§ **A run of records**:
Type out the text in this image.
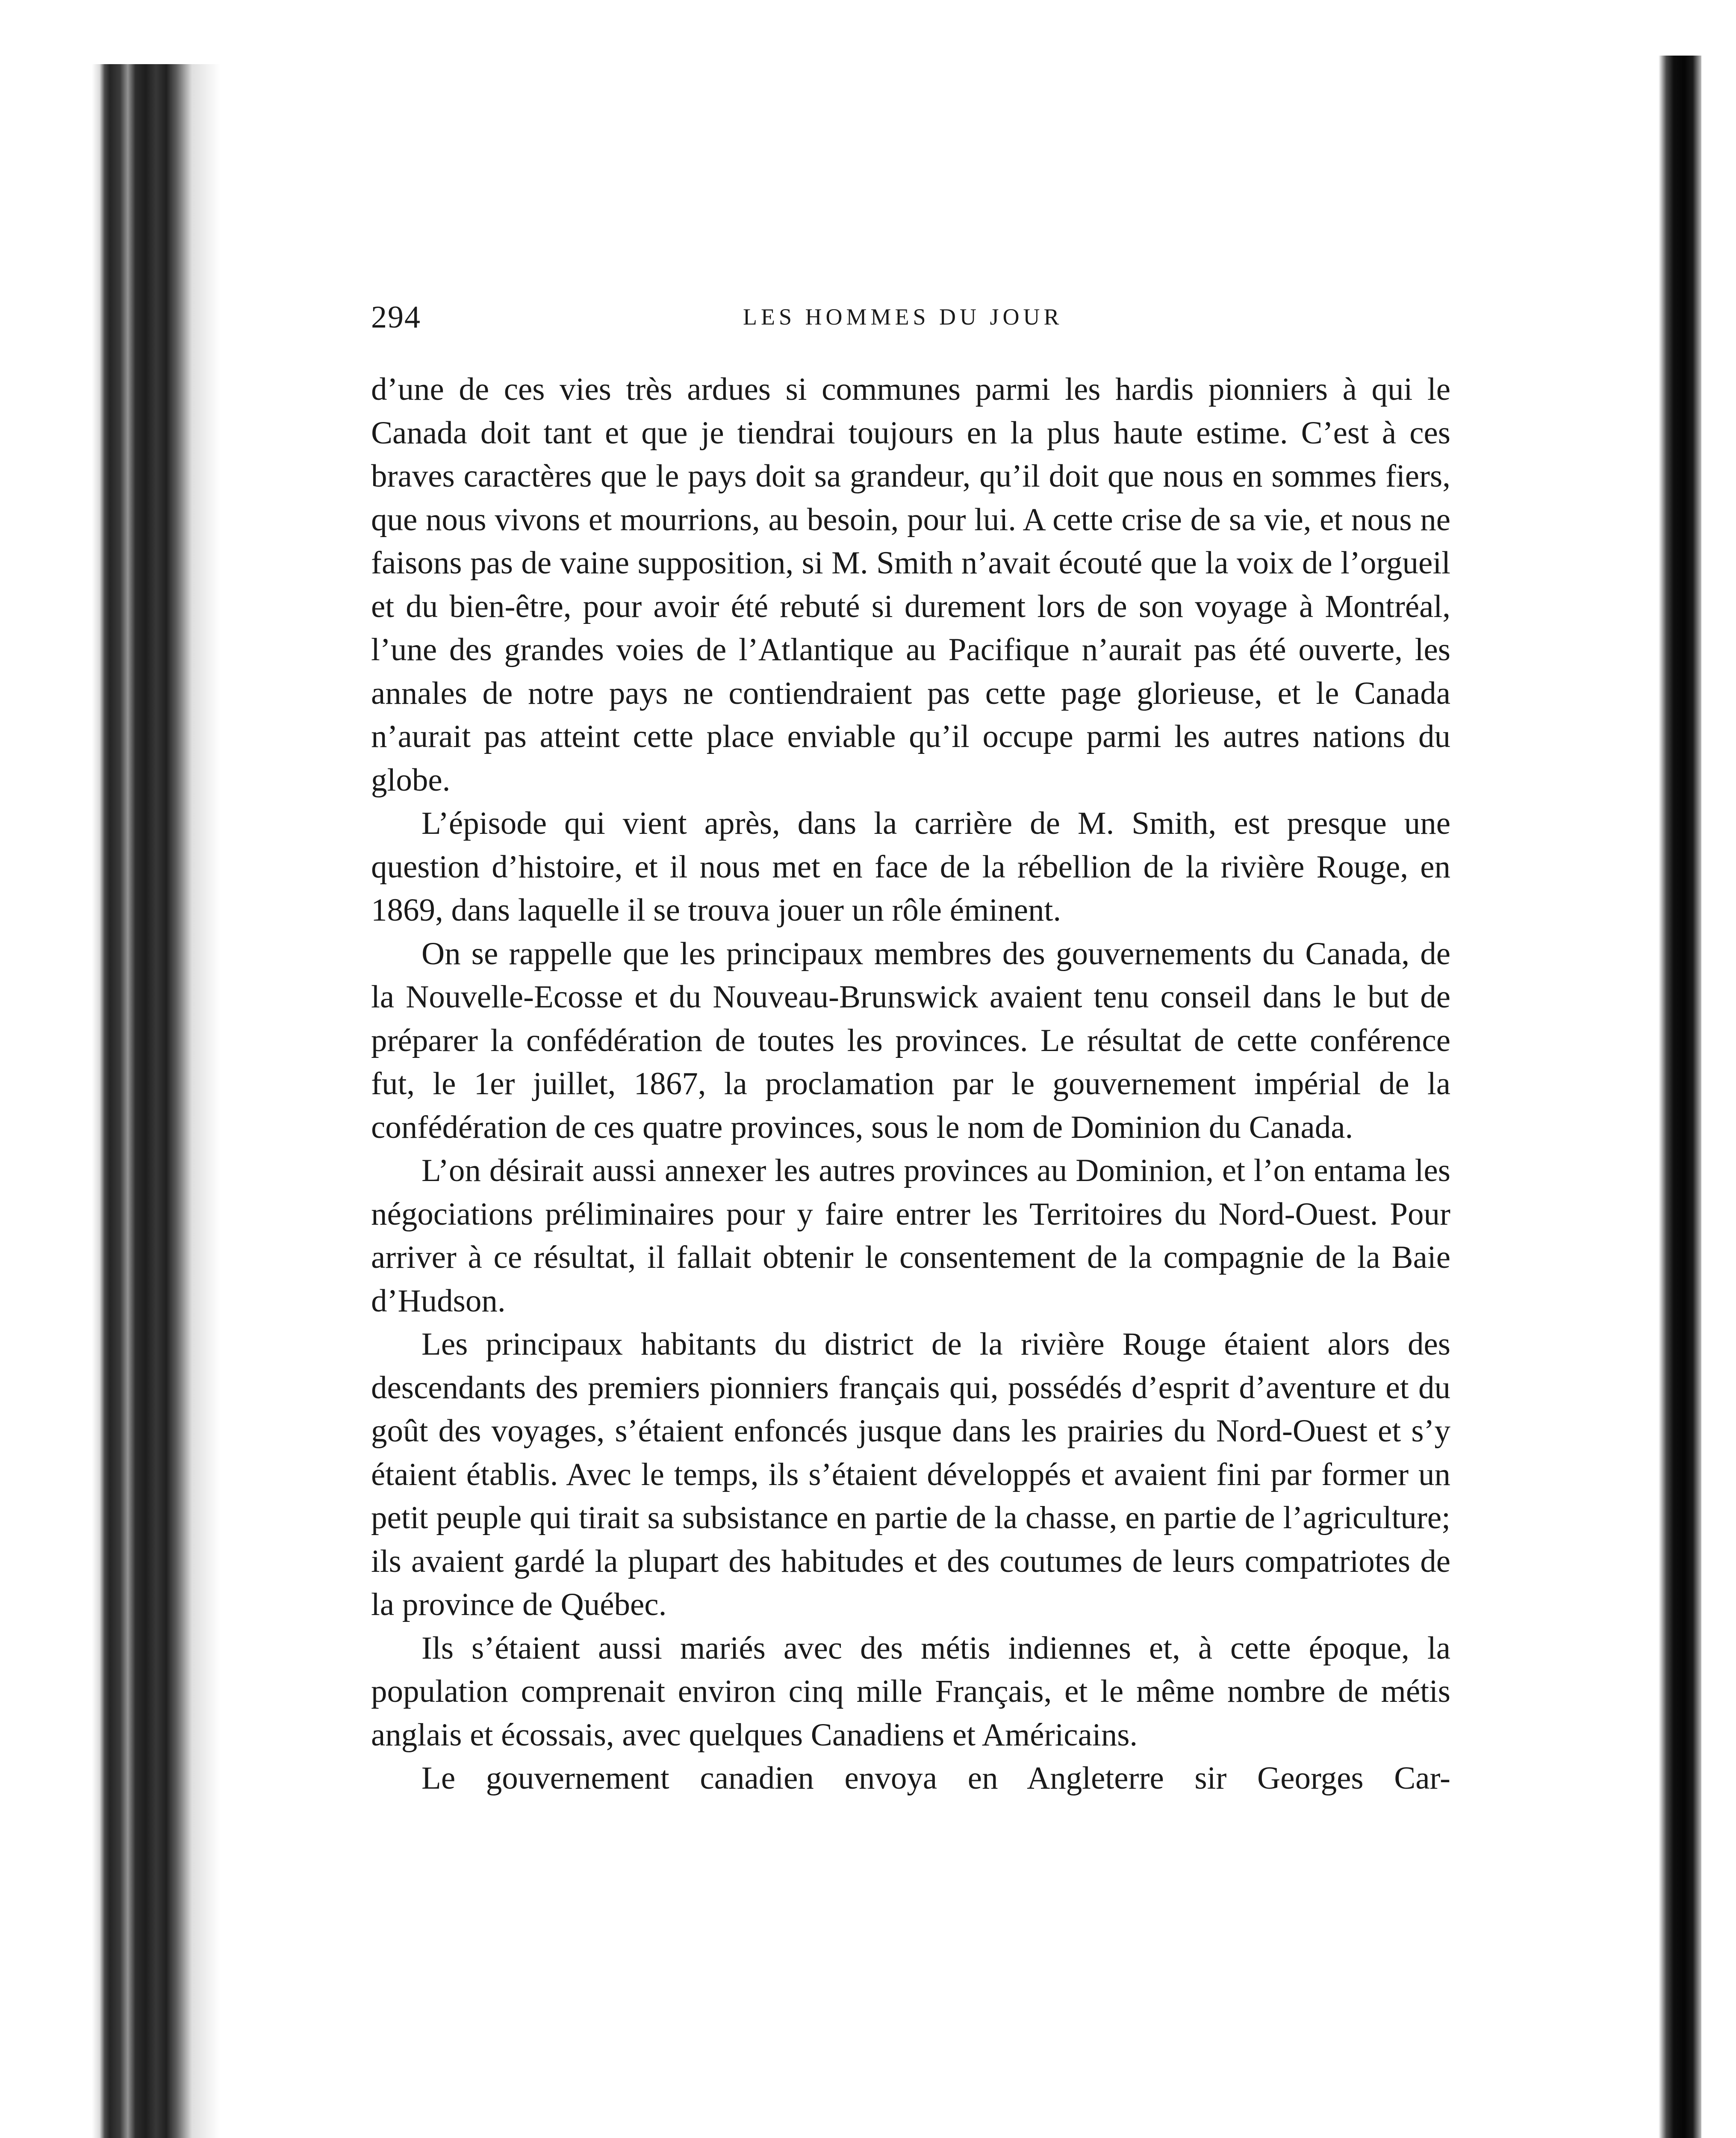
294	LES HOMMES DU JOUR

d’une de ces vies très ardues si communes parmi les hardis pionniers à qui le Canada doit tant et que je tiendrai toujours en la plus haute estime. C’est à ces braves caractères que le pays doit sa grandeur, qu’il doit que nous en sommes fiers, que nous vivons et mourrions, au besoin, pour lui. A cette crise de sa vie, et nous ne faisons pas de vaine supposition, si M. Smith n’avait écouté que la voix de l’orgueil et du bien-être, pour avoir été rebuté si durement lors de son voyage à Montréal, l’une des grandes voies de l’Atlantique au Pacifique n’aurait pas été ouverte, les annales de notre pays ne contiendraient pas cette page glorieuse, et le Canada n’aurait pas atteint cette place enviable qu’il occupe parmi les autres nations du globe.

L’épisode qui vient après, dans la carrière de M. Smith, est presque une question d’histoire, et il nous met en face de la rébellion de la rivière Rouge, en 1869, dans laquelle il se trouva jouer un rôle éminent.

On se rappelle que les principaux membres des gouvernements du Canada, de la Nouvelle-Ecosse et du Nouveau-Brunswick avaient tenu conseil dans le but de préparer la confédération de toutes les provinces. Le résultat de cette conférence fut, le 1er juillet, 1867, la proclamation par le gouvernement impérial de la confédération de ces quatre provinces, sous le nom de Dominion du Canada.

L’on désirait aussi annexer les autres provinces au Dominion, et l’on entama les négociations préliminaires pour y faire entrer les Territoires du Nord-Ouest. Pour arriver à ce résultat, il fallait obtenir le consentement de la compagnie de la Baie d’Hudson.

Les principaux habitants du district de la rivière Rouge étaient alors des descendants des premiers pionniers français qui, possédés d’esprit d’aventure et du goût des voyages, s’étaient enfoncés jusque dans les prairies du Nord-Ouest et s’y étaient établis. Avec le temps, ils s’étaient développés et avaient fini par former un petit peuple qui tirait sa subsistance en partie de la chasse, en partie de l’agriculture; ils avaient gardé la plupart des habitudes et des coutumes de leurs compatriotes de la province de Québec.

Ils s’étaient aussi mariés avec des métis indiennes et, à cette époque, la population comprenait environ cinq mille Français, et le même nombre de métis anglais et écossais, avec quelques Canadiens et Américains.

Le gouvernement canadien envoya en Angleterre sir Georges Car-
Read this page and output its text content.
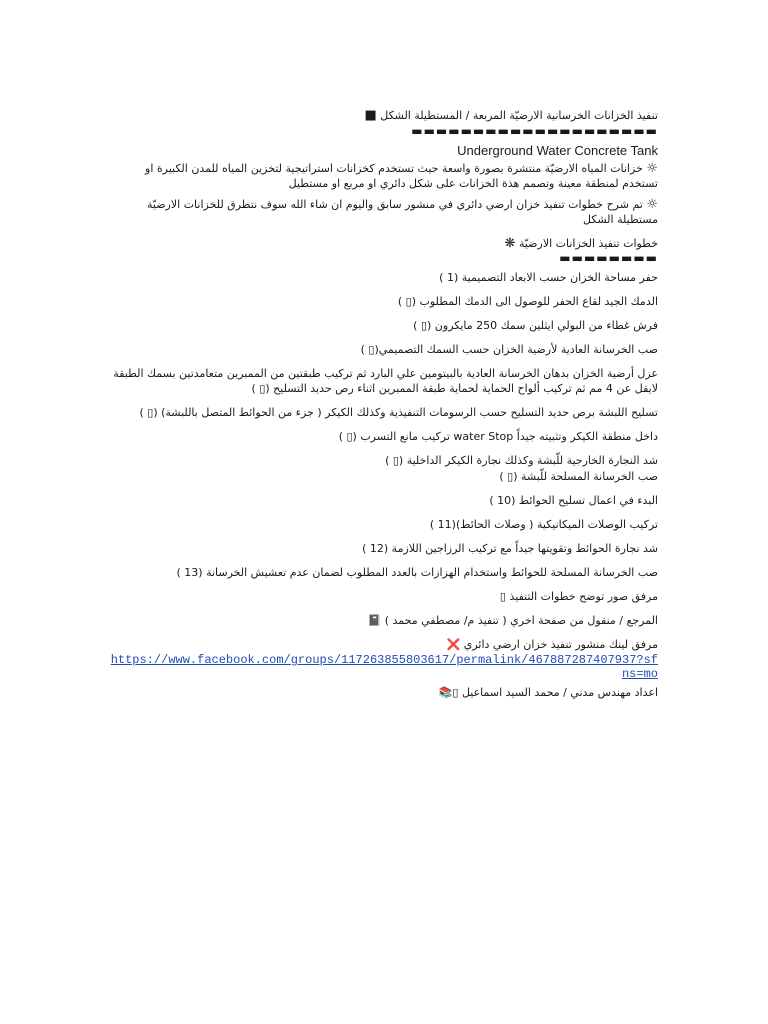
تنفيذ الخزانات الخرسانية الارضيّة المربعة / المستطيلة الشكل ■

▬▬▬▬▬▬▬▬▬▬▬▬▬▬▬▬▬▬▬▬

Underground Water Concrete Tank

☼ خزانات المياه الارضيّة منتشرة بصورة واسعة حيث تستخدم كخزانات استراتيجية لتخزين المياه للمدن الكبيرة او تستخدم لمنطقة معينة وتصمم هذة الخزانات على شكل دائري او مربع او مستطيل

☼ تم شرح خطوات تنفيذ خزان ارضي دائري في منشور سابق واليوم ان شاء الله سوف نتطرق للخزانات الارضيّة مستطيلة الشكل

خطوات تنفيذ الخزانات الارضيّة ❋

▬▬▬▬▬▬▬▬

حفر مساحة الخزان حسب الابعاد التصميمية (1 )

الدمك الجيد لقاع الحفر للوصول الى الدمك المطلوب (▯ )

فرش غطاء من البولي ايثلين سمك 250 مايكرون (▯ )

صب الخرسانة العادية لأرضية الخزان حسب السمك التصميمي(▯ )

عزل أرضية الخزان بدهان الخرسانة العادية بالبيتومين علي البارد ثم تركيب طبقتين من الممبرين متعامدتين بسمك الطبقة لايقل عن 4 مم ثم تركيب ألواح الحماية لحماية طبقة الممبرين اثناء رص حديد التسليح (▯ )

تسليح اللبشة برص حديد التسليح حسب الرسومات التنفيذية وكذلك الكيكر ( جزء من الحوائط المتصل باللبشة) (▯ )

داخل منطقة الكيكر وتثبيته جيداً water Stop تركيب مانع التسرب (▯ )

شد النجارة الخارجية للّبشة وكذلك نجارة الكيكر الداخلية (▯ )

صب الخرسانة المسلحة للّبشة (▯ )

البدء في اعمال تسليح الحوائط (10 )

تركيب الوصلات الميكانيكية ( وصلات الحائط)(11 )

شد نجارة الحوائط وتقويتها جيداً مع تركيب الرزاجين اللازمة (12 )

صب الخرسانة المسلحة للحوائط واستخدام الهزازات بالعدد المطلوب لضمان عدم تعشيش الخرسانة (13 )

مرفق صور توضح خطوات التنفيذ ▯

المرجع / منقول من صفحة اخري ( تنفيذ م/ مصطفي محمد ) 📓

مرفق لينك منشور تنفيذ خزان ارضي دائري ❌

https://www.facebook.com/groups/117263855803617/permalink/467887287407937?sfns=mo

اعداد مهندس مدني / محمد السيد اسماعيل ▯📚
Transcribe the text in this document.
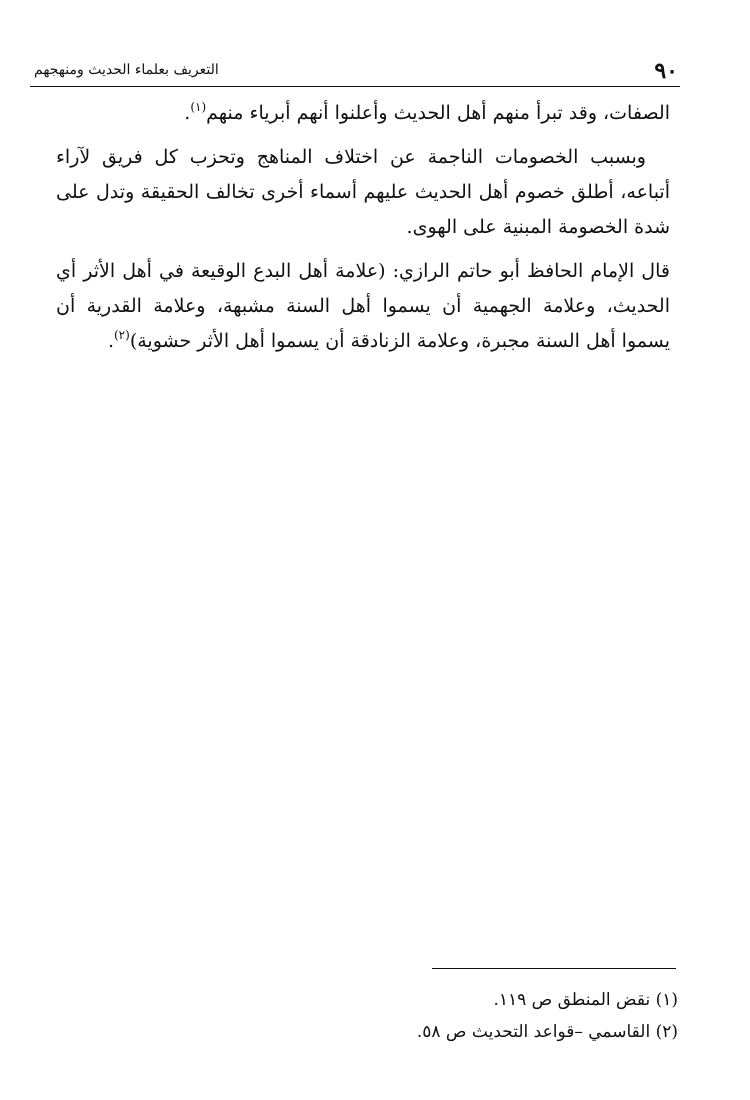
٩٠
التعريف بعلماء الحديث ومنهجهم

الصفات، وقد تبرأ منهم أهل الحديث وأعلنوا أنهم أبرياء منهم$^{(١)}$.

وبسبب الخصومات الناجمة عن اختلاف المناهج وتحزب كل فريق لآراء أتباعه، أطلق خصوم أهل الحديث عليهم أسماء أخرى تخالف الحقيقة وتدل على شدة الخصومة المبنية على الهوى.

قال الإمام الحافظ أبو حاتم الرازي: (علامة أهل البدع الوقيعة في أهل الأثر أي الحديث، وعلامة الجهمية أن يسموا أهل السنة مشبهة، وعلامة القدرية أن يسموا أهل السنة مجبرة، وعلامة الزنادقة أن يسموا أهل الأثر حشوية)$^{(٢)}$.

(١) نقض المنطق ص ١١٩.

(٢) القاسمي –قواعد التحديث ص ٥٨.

§ **WORK INSTRUCTIONS**:
Using the records above, extract exactly and only the lines from the one with "Transcribe the text in this document." through the final line, inclusive, leaving out pictures.

§ **ANSWER BELOW**:
Transcribe the text in this document.
٩٠
التعريف بعلماء الحديث ومنهجهم

الصفات، وقد تبرأ منهم أهل الحديث وأعلنوا أنهم أبرياء منهم$^{(١)}$.

وبسبب الخصومات الناجمة عن اختلاف المناهج وتحزب كل فريق لآراء أتباعه، أطلق خصوم أهل الحديث عليهم أسماء أخرى تخالف الحقيقة وتدل على شدة الخصومة المبنية على الهوى.

قال الإمام الحافظ أبو حاتم الرازي: (علامة أهل البدع الوقيعة في أهل الأثر أي الحديث، وعلامة الجهمية أن يسموا أهل السنة مشبهة، وعلامة القدرية أن يسموا أهل السنة مجبرة، وعلامة الزنادقة أن يسموا أهل الأثر حشوية)$^{(٢)}$.

(١) نقض المنطق ص ١١٩.

(٢) القاسمي –قواعد التحديث ص ٥٨.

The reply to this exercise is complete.